Given instruction A.
Answer these questions from the blog excerpt:
(i) Which airline sent a note saying it would reward SkyAngel?
(ii) What hotel in Scottsdale was the cab ride headed to?
(iii) How many hours a day does the cabbie say he works?
Given instruction B. Reproduce word for word everything in the blog excerpt from "I think about" down to "very real nightmare.".

She calls herself SkyAngel, btw, which is perfect don’t you think? She is what Seth Godin describes as a lynchpin. I see her as a model for what the word ‘work’ means. In a thoughtful New York Times write-up, Adam Cohen vamps on Studs Terkle’s reflections on Working, “Even for the lowliest laborers, Mr. Terkel found, work was a search, sometimes successful, sometimes not, "for daily meaning as well as daily bread."

SkyAngel sent me a nice note after my last blog entry. I just happened to catch her doing what she does everyday for all her passengers. “It’s my job,” she says, “Safety, comfort, and if I can make someone’s day just a little brighter that’s all I need.” She’d make a great interview for the updated version of ‘Working’. She is exactly what America in the 2010’s needs – nothing fancy, just doing it right, and getting it done.  I was very pleased when American Airlines sent a note saying they were going to reward her for her great service.  I'm sure she appreciated the gesture, but I bet she got more personal reward from simply knowing she had served well.  Lynchpins are like that.

On the ride from the airport to the Princess Hotel in Scottsdale, I happened to ask the cabbie for his views on the new immigration law. Was somewhat surprised to hear how strongly he supported it, being that he was a dark skinned immigrant from Sudan, who I surmise will have to prove his citizenship the next time he runs a red light. “The reaction is hurting us, we don't understand why our fellow American's hate us for this.  These Mexicans, they sneak in here and cause holy hell,” he shouted over the wind rushing in the open windows of his stifling non-air-conditioned, yellow cab. “They have accidents, and tie up traffic for me. They don’t have insurance, no license. Me, I worked hard to come here. I have an engineering degree from Sudan, but there's no work there, so I come here. It takes me a long time, I play by the rules and am very proud to be here. I work hard 12-14 hours a day. I do some good – ha! See, I help you get to your hotel. That’s good. I do that, otherwise how you get there? But these Mexicans, they don’t work for good. If they work at all its for fun…”

I ask him to explain working for fun.

“Fun. They don’t care about doing a good job, helping anyone. They only want to make money to buy beer, get drunk, have fun. Maybe they send some home.  They don't do no good for anyone here.”

I think about this for a while.

At the hotel, I ask the pleasant, older, white lady in the gift shop what she thinks of the law. “We have to do something…the city is overrun. We’re terrified…and it isn’t fair to the law-abiding citizens. These people are criminals, they don’t pay taxes, but they use our services, lots of them. So we are paying more, getting less, and they are benefiting from our honesty and hard work. They are a scourge of drugs, gangs, and guns…it horrible, something has to give.  I am afraid to drive home alone now, my husband has to come get me after work.”

I see from the fear in her eyes, and the trembling in voice, that she isn’t some wild-eyed tea-bagger. She’s living her version of a very real nightmare.

Extracted records:
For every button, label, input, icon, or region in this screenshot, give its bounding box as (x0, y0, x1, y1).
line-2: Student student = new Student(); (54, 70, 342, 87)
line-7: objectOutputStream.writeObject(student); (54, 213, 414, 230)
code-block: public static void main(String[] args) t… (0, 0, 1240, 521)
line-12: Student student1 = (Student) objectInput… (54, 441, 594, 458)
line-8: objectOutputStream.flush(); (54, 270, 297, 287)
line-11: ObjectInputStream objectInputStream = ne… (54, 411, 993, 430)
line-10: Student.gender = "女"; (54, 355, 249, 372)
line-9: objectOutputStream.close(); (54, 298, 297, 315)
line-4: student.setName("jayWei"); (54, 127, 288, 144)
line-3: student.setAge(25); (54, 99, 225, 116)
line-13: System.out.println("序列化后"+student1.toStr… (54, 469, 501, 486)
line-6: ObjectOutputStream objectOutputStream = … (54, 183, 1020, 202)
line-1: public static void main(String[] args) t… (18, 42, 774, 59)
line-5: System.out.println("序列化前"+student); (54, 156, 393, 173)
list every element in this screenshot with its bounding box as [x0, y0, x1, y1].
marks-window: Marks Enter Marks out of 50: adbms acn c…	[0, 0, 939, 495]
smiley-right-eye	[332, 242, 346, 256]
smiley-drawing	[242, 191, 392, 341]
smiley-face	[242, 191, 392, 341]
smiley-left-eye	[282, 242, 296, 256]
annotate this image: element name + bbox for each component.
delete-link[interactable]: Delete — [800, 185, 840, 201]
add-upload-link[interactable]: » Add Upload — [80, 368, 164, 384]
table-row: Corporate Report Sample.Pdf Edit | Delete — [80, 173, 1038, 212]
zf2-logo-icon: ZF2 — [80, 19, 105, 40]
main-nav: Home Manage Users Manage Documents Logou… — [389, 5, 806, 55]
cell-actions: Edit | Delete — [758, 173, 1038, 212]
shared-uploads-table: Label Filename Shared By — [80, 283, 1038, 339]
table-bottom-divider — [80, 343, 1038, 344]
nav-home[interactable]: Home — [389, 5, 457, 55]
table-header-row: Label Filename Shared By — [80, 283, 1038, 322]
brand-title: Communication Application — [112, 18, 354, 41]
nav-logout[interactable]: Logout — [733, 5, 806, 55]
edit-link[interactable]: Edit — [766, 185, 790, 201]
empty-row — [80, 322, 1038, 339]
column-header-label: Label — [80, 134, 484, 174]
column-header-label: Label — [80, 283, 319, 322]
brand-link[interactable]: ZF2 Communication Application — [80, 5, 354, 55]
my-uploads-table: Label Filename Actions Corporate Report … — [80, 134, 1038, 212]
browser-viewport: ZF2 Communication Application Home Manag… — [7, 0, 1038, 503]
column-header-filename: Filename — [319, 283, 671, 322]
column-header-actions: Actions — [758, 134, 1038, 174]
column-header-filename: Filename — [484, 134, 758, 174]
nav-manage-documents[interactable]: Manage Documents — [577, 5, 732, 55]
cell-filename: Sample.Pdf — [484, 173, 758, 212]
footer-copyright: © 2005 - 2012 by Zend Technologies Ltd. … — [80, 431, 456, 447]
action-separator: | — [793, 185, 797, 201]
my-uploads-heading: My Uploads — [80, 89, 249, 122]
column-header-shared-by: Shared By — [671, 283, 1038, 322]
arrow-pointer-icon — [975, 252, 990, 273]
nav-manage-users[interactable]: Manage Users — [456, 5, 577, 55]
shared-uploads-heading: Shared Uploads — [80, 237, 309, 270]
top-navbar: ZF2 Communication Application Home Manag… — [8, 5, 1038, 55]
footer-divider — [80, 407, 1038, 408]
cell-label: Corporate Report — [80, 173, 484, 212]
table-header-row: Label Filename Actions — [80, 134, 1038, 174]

Exercise result A.
(i) American Airlines
(ii) The Princess Hotel
(iii) 12–14 hours a day

Exercise result B.
I think about this for a while.

At the hotel, I ask the pleasant, older, white lady in the gift shop what she thinks of the law. “We have to do something…the city is overrun. We’re terrified…and it isn’t fair to the law-abiding citizens. These people are criminals, they don’t pay taxes, but they use our services, lots of them. So we are paying more, getting less, and they are benefiting from our honesty and hard work. They are a scourge of drugs, gangs, and guns…it horrible, something has to give.  I am afraid to drive home alone now, my husband has to come get me after work.”

I see from the fear in her eyes, and the trembling in voice, that she isn’t some wild-eyed tea-bagger. She’s living her version of a very real nightmare.